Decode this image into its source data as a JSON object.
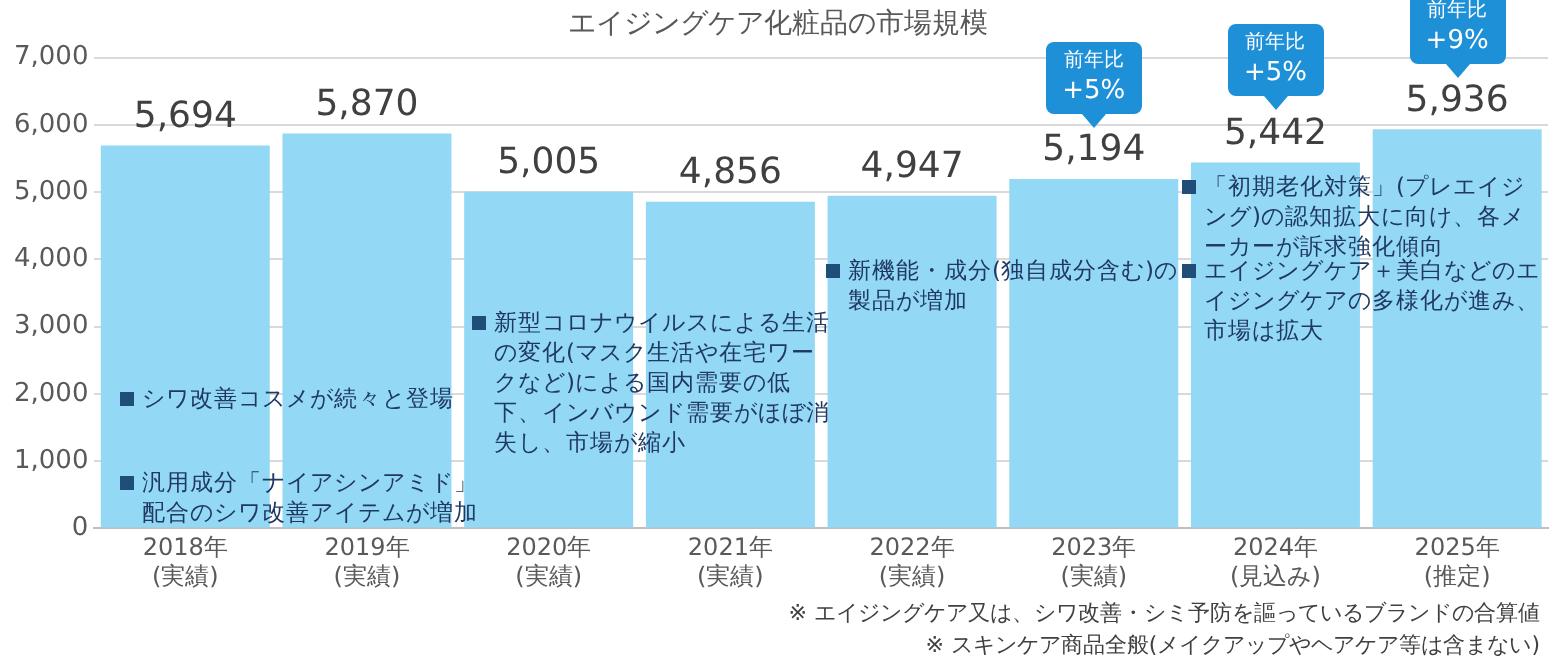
{
  "chart_data": {
    "type": "bar",
    "title": "エイジングケア化粧品の市場規模",
    "categories": [
      "2018年\n(実績)",
      "2019年\n(実績)",
      "2020年\n(実績)",
      "2021年\n(実績)",
      "2022年\n(実績)",
      "2023年\n(実績)",
      "2024年\n(見込み)",
      "2025年\n(推定)"
    ],
    "values": [
      5694,
      5870,
      5005,
      4856,
      4947,
      5194,
      5442,
      5936
    ],
    "value_labels": [
      "5,694",
      "5,870",
      "5,005",
      "4,856",
      "4,947",
      "5,194",
      "5,442",
      "5,936"
    ],
    "color": "#93d8f4",
    "ylim": [
      0,
      7000
    ],
    "yticks": [
      0,
      {
        "value": 1000,
        "label": "1,000"
      },
      {
        "value": 2000,
        "label": "2,000"
      },
      {
        "value": 3000,
        "label": "3,000"
      },
      {
        "value": 4000,
        "label": "4,000"
      },
      {
        "value": 5000,
        "label": "5,000"
      },
      {
        "value": 6000,
        "label": "6,000"
      },
      {
        "value": 7000,
        "label": "7,000"
      }
    ],
    "grid": "y",
    "annotations": [
      "シワ改善コスメが続々と登場",
      "汎用成分「ナイアシンアミド」配合のシワ改善アイテムが増加",
      "新型コロナウイルスによる生活の変化(マスク生活や在宅ワークなど)による国内需要の低下、インバウンド需要がほぼ消失し、市場が縮小",
      "新機能・成分(独自成分含む)の製品が増加",
      "「初期老化対策」(プレエイジング)の認知拡大に向け、各メーカーが訴求強化傾向",
      "エイジングケア＋美白などのエイジングケアの多様化が進み、市場は拡大",
      "※ エイジングケア又は、シワ改善・シミ予防を謳っているブランドの合算値",
      "※ スキンケア商品全般(メイクアップやヘアケア等は含まない)",
      {
        "text": "前年比\n+5%",
        "x": "2023年\n(実績)",
        "y": 5194
      },
      {
        "text": "前年比\n+5%",
        "x": "2024年\n(見込み)",
        "y": 5442
      },
      {
        "text": "前年比\n+9%",
        "x": "2025年\n(推定)",
        "y": 5936
      }
    ]
  }
}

Stated exercise:
Extract the full listing exactly, with the pictures left out.

Completed exercise:
Decode this image into its source data as a JSON object.
{
  "chart_data": {
    "type": "bar",
    "title": "エイジングケア化粧品の市場規模",
    "categories": [
      "2018年\n(実績)",
      "2019年\n(実績)",
      "2020年\n(実績)",
      "2021年\n(実績)",
      "2022年\n(実績)",
      "2023年\n(実績)",
      "2024年\n(見込み)",
      "2025年\n(推定)"
    ],
    "values": [
      5694,
      5870,
      5005,
      4856,
      4947,
      5194,
      5442,
      5936
    ],
    "value_labels": [
      "5,694",
      "5,870",
      "5,005",
      "4,856",
      "4,947",
      "5,194",
      "5,442",
      "5,936"
    ],
    "color": "#93d8f4",
    "ylim": [
      0,
      7000
    ],
    "yticks": [
      0,
      {
        "value": 1000,
        "label": "1,000"
      },
      {
        "value": 2000,
        "label": "2,000"
      },
      {
        "value": 3000,
        "label": "3,000"
      },
      {
        "value": 4000,
        "label": "4,000"
      },
      {
        "value": 5000,
        "label": "5,000"
      },
      {
        "value": 6000,
        "label": "6,000"
      },
      {
        "value": 7000,
        "label": "7,000"
      }
    ],
    "grid": "y",
    "annotations": [
      "シワ改善コスメが続々と登場",
      "汎用成分「ナイアシンアミド」配合のシワ改善アイテムが増加",
      "新型コロナウイルスによる生活の変化(マスク生活や在宅ワークなど)による国内需要の低下、インバウンド需要がほぼ消失し、市場が縮小",
      "新機能・成分(独自成分含む)の製品が増加",
      "「初期老化対策」(プレエイジング)の認知拡大に向け、各メーカーが訴求強化傾向",
      "エイジングケア＋美白などのエイジングケアの多様化が進み、市場は拡大",
      "※ エイジングケア又は、シワ改善・シミ予防を謳っているブランドの合算値",
      "※ スキンケア商品全般(メイクアップやヘアケア等は含まない)",
      {
        "text": "前年比\n+5%",
        "x": "2023年\n(実績)",
        "y": 5194
      },
      {
        "text": "前年比\n+5%",
        "x": "2024年\n(見込み)",
        "y": 5442
      },
      {
        "text": "前年比\n+9%",
        "x": "2025年\n(推定)",
        "y": 5936
      }
    ]
  }
}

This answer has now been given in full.